* _YOUR GOAL_:
Check each line of the records below and collect those holding "przyznał".

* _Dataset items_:
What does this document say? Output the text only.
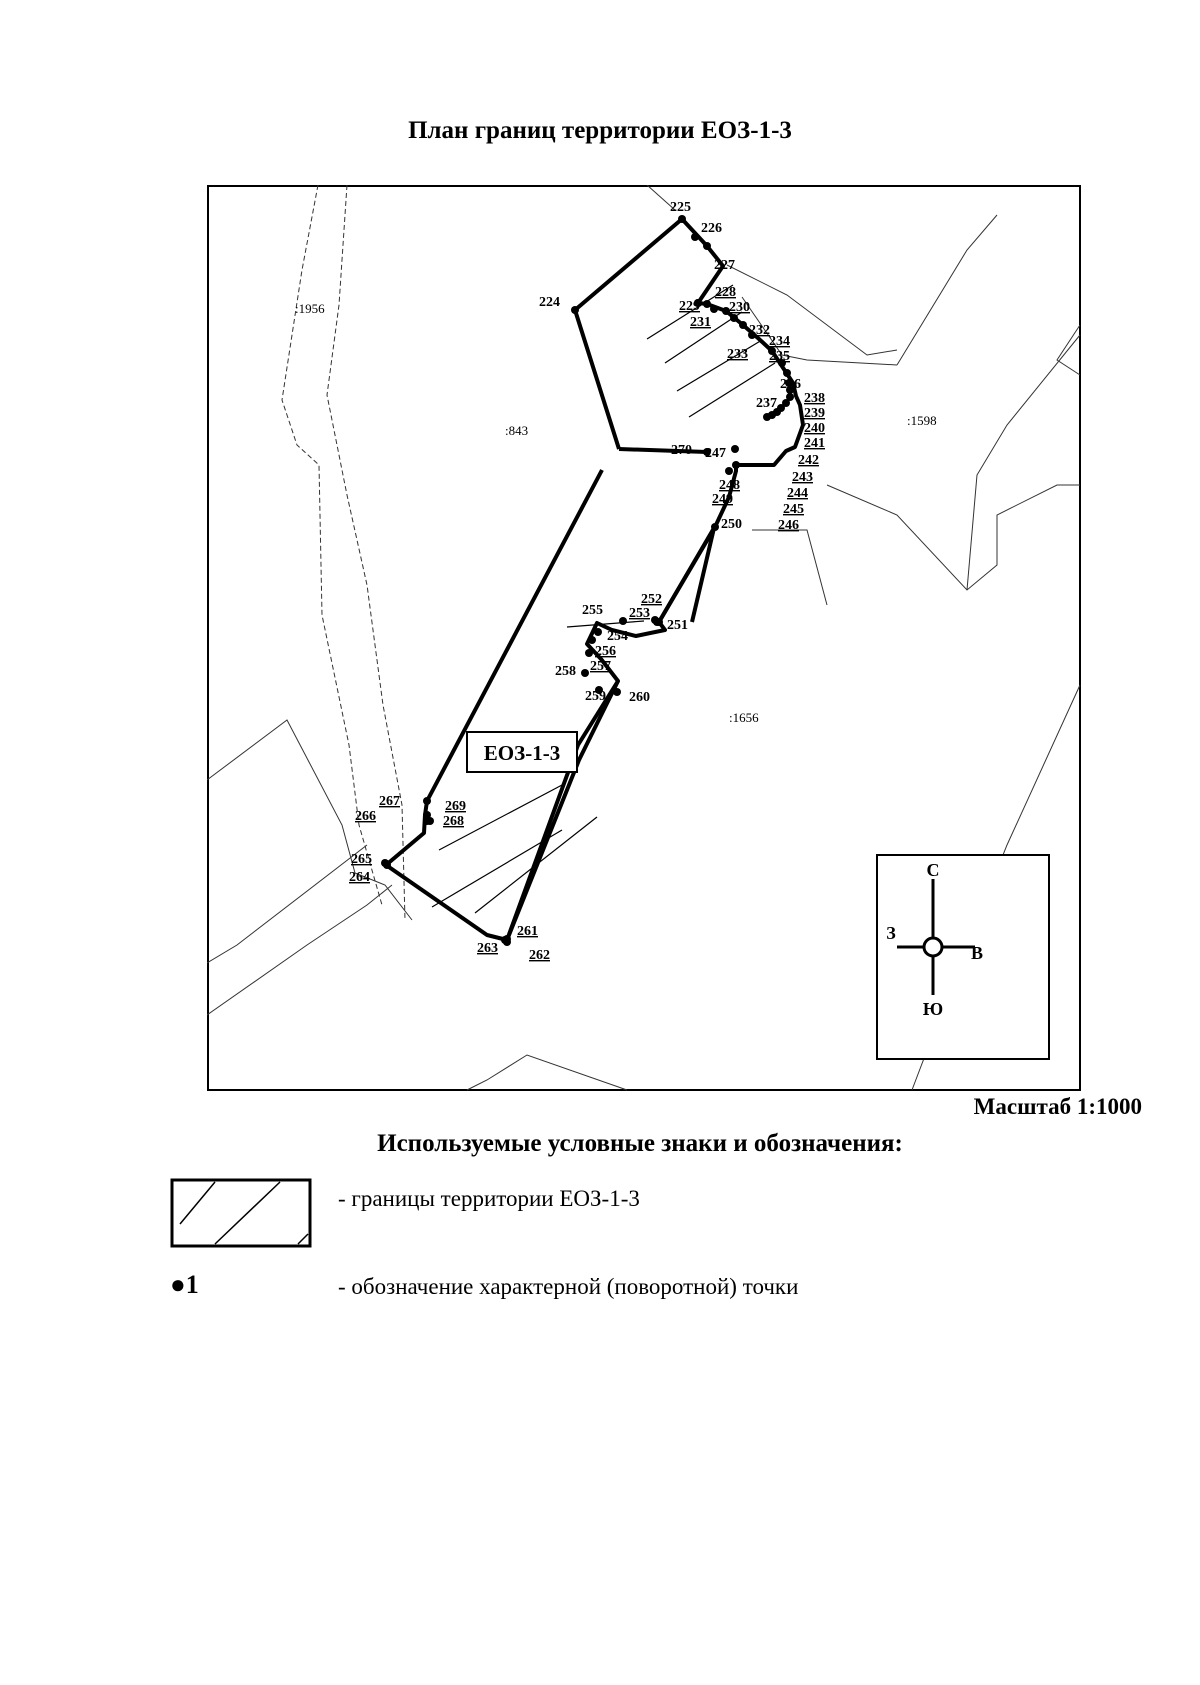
План границ территории ЕОЗ-1-3
224
225
226
227
228
229 230
231
232
233
234
235
236
237 238
239
240
241
242
243
244
245
246
247
248
249
250
251
252
253
254
255
256
257
258
259 260
261
262
263
264
265
266
267
268
269
270
:1956
:843
:1598
:1656
ЕОЗ-1-3
С
Ю
З
В
Масштаб 1:1000
Используемые условные знаки и обозначения:
- границы территории ЕОЗ-1-3
●1	- обозначение характерной (поворотной) точки
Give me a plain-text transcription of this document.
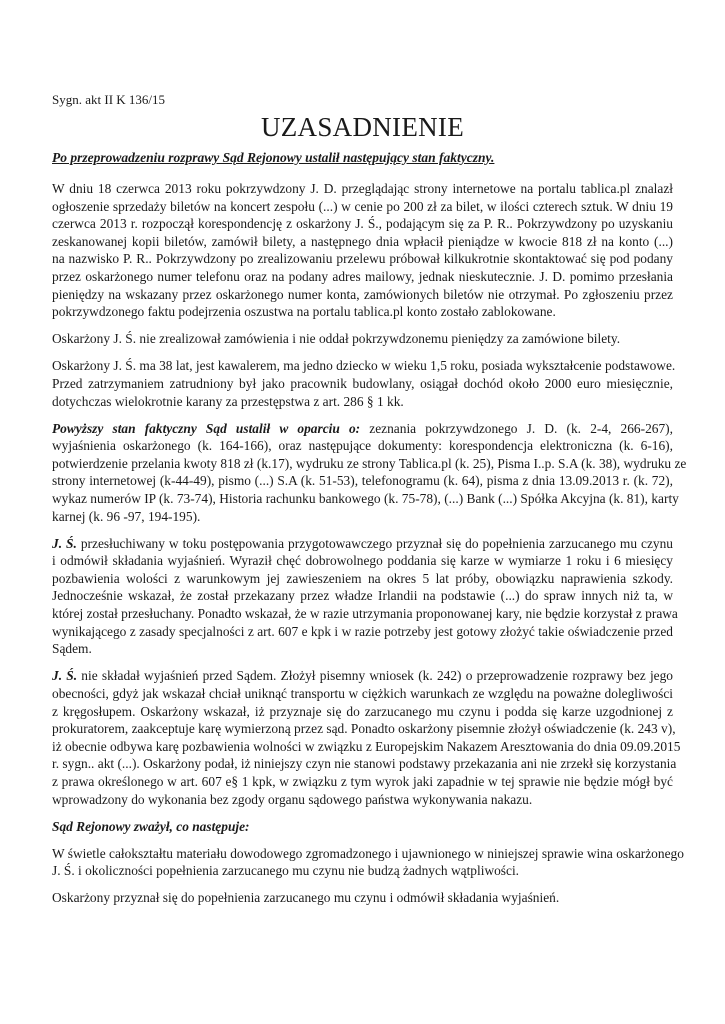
Sygn. akt II K 136/15
UZASADNIENIE
Po przeprowadzeniu rozprawy Sąd Rejonowy ustalił następujący stan faktyczny.
W dniu 18 czerwca 2013 roku pokrzywdzony J. D. przeglądając strony internetowe na portalu tablica.pl znalazł
ogłoszenie sprzedaży biletów na koncert zespołu (...) w cenie po 200 zł za bilet, w ilości czterech sztuk. W dniu 19
czerwca 2013 r. rozpoczął korespondencję z oskarżony J. Ś., podającym się za P. R.. Pokrzywdzony po uzyskaniu
zeskanowanej kopii biletów, zamówił bilety, a następnego dnia wpłacił pieniądze w kwocie 818 zł na konto (...)
na nazwisko P. R.. Pokrzywdzony po zrealizowaniu przelewu próbował kilkukrotnie skontaktować się pod podany
przez oskarżonego numer telefonu oraz na podany adres mailowy, jednak nieskutecznie. J. D. pomimo przesłania
pieniędzy na wskazany przez oskarżonego numer konta, zamówionych biletów nie otrzymał. Po zgłoszeniu przez
pokrzywdzonego faktu podejrzenia oszustwa na portalu tablica.pl konto zostało zablokowane.
Oskarżony J. Ś. nie zrealizował zamówienia i nie oddał pokrzywdzonemu pieniędzy za zamówione bilety.
Oskarżony J. Ś. ma 38 lat, jest kawalerem, ma jedno dziecko w wieku 1,5 roku, posiada wykształcenie podstawowe.
Przed zatrzymaniem zatrudniony był jako pracownik budowlany, osiągał dochód około 2000 euro miesięcznie,
dotychczas wielokrotnie karany za przestępstwa z art. 286 § 1 kk.
Powyższy stan faktyczny Sąd ustalił w oparciu o: zeznania pokrzywdzonego J. D. (k. 2-4, 266-267),
wyjaśnienia oskarżonego (k. 164-166), oraz następujące dokumenty: korespondencja elektroniczna (k. 6-16),
potwierdzenie przelania kwoty 818 zł (k.17), wydruku ze strony Tablica.pl (k. 25), Pisma I..p. S.A (k. 38), wydruku ze
strony internetowej (k-44-49), pismo (...) S.A (k. 51-53), telefonogramu (k. 64), pisma z dnia 13.09.2013 r. (k. 72),
wykaz numerów IP (k. 73-74), Historia rachunku bankowego (k. 75-78), (...) Bank (...) Spółka Akcyjna (k. 81), karty
karnej (k. 96 -97, 194-195).
J. Ś. przesłuchiwany w toku postępowania przygotowawczego przyznał się do popełnienia zarzucanego mu czynu
i odmówił składania wyjaśnień. Wyraził chęć dobrowolnego poddania się karze w wymiarze 1 roku i 6 miesięcy
pozbawienia wolości z warunkowym jej zawieszeniem na okres 5 lat próby, obowiązku naprawienia szkody.
Jednocześnie wskazał, że został przekazany przez władze Irlandii na podstawie (...) do spraw innych niż ta, w
której został przesłuchany. Ponadto wskazał, że w razie utrzymania proponowanej kary, nie będzie korzystał z prawa
wynikającego z zasady specjalności z art. 607 e kpk i w razie potrzeby jest gotowy złożyć takie oświadczenie przed
Sądem.
J. Ś. nie składał wyjaśnień przed Sądem. Złożył pisemny wniosek (k. 242) o przeprowadzenie rozprawy bez jego
obecności, gdyż jak wskazał chciał uniknąć transportu w ciężkich warunkach ze względu na poważne dolegliwości
z kręgosłupem. Oskarżony wskazał, iż przyznaje się do zarzucanego mu czynu i podda się karze uzgodnionej z
prokuratorem, zaakceptuje karę wymierzoną przez sąd. Ponadto oskarżony pisemnie złożył oświadczenie (k. 243 v),
iż obecnie odbywa karę pozbawienia wolności w związku z Europejskim Nakazem Aresztowania do dnia 09.09.2015
r. sygn.. akt (...). Oskarżony podał, iż niniejszy czyn nie stanowi podstawy przekazania ani nie zrzekł się korzystania
z prawa określonego w art. 607 e§ 1 kpk, w związku z tym wyrok jaki zapadnie w tej sprawie nie będzie mógł być
wprowadzony do wykonania bez zgody organu sądowego państwa wykonywania nakazu.
Sąd Rejonowy zważył, co następuje:
W świetle całokształtu materiału dowodowego zgromadzonego i ujawnionego w niniejszej sprawie wina oskarżonego
J. Ś. i okoliczności popełnienia zarzucanego mu czynu nie budzą żadnych wątpliwości.
Oskarżony przyznał się do popełnienia zarzucanego mu czynu i odmówił składania wyjaśnień.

* _EXERCISE RESULT_:
J. Ś. przesłuchiwany w toku postępowania przygotowawczego przyznał się do popełnienia zarzucanego mu czynu
Oskarżony przyznał się do popełnienia zarzucanego mu czynu i odmówił składania wyjaśnień.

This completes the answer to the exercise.